(Saved data entries)

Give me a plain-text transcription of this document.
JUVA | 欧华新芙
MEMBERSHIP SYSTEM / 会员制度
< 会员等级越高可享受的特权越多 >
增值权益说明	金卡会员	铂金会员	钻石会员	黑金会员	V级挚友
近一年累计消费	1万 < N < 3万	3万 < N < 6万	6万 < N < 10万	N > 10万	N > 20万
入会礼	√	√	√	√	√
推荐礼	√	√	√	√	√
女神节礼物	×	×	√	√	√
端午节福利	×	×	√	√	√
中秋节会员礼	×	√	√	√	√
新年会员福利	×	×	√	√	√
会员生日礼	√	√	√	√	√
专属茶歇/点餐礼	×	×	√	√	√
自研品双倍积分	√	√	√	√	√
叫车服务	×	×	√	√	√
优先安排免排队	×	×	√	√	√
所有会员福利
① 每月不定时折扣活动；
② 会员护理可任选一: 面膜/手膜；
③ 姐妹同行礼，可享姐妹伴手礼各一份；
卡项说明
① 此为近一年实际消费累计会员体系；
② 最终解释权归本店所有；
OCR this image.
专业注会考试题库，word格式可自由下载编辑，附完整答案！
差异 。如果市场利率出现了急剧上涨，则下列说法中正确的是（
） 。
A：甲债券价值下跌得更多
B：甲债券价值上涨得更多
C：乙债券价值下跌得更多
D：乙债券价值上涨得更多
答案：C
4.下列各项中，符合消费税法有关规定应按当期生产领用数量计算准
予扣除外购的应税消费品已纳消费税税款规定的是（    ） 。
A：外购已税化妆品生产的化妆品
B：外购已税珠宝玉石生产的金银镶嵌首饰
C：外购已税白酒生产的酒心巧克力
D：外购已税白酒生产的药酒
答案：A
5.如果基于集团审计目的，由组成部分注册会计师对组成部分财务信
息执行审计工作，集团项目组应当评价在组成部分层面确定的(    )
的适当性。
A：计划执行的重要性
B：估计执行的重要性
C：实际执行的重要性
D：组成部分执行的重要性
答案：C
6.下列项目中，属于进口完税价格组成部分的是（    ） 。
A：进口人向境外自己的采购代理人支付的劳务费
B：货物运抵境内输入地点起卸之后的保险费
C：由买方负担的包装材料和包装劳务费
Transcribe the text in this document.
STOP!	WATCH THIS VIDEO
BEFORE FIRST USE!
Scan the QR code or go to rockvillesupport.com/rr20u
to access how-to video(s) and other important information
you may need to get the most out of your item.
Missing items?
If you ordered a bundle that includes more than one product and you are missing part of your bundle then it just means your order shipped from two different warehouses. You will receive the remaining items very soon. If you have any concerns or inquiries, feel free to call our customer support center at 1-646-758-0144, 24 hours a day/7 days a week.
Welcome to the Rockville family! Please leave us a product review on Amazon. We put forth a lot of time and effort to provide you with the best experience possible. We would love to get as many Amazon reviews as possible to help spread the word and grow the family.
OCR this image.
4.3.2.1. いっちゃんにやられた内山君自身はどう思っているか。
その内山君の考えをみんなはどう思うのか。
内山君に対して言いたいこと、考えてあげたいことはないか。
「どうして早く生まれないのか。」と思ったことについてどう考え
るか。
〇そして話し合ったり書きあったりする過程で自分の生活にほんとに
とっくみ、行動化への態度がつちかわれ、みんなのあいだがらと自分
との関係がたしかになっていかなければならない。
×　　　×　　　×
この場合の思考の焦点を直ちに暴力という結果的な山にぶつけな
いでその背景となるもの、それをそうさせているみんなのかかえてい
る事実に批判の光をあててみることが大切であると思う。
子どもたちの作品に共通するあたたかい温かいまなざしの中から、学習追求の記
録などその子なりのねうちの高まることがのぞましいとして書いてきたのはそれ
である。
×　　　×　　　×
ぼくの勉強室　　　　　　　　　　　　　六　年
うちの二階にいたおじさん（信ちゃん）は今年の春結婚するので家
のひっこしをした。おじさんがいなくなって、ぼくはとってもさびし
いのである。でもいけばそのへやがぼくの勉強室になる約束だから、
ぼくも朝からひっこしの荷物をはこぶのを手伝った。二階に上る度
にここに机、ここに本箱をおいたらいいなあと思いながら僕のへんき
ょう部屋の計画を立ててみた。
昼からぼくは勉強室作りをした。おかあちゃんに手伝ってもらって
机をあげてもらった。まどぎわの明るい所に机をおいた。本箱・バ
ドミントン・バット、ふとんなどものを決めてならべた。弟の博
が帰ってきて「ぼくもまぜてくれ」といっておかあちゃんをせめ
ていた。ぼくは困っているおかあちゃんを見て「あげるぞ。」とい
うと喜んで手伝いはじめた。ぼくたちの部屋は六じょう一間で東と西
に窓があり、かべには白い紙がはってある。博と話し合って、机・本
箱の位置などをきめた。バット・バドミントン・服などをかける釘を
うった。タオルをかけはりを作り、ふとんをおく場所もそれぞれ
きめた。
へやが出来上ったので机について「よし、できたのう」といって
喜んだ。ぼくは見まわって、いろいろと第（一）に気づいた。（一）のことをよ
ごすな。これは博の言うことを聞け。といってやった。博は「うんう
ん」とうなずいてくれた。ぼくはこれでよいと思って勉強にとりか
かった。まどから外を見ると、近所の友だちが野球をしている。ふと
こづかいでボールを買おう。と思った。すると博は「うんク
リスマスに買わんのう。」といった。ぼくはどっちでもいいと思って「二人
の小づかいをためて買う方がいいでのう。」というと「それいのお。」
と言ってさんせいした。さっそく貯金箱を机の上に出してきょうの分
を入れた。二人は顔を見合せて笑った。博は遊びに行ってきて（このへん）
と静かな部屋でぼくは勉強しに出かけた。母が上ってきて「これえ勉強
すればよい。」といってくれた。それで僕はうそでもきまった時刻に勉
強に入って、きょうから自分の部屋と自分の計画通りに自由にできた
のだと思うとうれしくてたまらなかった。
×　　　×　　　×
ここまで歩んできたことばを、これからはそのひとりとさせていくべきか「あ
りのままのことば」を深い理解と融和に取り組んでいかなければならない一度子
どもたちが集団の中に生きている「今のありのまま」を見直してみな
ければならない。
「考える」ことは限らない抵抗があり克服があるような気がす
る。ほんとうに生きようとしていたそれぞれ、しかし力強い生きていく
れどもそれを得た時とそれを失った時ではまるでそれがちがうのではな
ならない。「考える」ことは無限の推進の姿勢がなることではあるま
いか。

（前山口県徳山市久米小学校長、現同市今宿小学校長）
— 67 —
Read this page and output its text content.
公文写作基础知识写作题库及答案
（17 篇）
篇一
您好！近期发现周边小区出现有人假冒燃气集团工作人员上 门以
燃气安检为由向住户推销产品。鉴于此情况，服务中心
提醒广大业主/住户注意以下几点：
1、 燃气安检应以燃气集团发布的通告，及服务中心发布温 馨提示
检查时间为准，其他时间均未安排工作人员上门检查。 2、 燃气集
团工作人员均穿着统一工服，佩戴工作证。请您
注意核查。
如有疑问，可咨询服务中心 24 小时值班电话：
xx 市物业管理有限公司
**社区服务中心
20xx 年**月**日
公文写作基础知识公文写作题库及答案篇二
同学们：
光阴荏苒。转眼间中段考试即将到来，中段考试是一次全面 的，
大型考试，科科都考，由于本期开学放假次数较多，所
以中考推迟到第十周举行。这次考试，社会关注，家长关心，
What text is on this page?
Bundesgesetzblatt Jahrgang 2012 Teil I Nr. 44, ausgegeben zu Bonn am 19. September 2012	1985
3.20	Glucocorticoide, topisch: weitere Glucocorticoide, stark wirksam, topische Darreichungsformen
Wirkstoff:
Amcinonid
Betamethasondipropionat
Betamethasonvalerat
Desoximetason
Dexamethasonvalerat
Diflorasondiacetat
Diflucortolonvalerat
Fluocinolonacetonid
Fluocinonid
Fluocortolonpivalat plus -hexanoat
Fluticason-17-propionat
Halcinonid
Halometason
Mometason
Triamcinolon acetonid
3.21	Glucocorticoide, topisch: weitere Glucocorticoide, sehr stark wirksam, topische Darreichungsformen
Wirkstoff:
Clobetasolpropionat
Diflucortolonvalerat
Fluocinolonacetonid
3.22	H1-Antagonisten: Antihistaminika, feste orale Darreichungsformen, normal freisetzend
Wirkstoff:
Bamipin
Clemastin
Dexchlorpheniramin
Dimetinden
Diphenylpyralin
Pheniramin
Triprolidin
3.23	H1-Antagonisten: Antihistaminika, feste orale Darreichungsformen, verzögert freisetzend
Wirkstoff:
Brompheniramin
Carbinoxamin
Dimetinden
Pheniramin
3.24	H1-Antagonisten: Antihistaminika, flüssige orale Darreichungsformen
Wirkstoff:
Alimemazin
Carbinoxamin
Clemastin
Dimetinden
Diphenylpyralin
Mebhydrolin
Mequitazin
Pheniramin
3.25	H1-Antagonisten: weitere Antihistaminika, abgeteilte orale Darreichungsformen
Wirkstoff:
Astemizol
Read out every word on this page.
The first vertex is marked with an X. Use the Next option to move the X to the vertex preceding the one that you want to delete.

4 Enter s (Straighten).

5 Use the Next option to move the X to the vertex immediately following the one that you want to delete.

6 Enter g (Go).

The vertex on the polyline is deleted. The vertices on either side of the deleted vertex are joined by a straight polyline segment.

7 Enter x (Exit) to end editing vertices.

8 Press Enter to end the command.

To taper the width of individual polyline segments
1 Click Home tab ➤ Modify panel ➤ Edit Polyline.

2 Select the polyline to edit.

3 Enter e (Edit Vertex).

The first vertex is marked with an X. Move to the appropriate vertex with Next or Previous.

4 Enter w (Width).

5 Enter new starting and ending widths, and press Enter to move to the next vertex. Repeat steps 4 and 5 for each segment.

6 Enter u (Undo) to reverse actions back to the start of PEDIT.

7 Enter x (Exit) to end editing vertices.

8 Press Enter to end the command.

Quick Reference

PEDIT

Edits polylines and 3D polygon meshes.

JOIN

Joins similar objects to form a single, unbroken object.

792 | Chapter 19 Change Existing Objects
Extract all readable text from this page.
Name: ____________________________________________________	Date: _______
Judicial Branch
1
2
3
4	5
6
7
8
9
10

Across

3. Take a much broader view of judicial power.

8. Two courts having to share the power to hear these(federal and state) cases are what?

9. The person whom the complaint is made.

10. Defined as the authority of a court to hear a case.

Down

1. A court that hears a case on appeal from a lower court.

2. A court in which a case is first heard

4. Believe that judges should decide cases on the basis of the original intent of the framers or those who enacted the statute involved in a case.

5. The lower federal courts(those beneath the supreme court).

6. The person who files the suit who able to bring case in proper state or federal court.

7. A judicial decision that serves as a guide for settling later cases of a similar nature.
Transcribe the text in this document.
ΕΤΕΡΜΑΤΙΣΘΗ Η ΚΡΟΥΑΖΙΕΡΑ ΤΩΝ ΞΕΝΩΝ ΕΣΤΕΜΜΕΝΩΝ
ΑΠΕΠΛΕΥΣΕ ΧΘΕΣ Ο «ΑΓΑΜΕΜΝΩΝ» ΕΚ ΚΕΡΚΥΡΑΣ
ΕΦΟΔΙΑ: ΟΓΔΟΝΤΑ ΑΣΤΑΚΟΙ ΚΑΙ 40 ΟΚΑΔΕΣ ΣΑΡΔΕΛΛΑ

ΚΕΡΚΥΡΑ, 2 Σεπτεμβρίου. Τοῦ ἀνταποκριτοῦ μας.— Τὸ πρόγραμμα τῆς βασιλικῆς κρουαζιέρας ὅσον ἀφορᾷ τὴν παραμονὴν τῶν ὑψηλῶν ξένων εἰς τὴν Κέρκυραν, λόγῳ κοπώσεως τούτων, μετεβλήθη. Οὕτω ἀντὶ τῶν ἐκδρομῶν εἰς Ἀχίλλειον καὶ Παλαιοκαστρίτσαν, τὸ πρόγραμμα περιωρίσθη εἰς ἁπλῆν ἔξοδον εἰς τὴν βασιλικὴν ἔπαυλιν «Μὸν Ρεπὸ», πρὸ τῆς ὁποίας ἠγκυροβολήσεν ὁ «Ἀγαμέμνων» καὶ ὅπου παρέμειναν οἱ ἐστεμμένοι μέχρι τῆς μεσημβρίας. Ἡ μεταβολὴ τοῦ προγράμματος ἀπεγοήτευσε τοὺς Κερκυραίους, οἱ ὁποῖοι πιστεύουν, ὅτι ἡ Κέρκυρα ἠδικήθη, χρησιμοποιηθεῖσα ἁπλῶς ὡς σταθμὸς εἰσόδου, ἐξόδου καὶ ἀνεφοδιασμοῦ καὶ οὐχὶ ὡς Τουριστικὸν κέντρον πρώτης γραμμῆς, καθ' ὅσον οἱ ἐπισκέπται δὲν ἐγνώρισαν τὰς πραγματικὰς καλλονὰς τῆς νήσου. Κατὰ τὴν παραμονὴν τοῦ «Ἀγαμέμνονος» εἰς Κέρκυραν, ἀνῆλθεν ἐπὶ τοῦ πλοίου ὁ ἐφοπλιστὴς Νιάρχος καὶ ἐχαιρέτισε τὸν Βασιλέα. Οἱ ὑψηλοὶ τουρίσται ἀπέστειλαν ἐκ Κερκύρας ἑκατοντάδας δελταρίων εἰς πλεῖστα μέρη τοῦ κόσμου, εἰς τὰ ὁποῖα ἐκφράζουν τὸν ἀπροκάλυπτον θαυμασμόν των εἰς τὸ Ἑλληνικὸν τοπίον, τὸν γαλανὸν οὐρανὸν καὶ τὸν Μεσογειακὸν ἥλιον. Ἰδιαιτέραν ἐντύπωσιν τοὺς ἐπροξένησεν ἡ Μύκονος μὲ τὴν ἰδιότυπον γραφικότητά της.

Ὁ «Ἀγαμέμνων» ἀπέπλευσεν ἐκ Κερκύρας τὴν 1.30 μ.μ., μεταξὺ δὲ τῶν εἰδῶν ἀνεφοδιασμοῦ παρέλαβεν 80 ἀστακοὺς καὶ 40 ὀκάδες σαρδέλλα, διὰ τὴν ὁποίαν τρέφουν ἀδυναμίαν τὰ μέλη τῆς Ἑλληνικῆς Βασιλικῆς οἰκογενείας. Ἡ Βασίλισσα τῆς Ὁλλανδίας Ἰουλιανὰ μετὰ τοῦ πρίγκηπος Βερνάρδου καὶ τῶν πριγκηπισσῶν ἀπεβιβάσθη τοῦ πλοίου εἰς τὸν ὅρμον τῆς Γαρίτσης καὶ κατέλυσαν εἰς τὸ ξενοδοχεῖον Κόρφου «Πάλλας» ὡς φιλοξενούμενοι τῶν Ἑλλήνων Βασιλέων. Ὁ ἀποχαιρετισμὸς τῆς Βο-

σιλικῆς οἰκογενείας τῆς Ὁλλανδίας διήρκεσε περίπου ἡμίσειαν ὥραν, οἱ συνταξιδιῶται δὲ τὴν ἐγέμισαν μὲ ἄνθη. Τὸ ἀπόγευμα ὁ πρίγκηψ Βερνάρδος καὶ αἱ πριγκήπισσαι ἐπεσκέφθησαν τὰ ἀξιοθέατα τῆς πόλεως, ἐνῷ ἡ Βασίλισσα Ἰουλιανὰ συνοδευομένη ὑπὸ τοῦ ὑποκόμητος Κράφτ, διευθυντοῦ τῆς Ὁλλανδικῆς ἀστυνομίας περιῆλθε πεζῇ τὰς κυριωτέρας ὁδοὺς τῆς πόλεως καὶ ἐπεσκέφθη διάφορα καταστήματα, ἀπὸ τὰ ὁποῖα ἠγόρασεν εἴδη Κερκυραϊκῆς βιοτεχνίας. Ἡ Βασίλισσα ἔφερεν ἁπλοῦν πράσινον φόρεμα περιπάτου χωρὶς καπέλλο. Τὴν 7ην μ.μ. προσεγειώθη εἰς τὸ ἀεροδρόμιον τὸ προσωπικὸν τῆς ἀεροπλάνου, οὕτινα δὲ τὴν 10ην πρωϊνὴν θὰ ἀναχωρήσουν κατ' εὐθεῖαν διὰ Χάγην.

Short task. Pick out lines containing the word "wirksam", each one as written.

Expected answer.
3.20	Glucocorticoide, topisch: weitere Glucocorticoide, stark wirksam, topische Darreichungsformen
3.21	Glucocorticoide, topisch: weitere Glucocorticoide, sehr stark wirksam, topische Darreichungsformen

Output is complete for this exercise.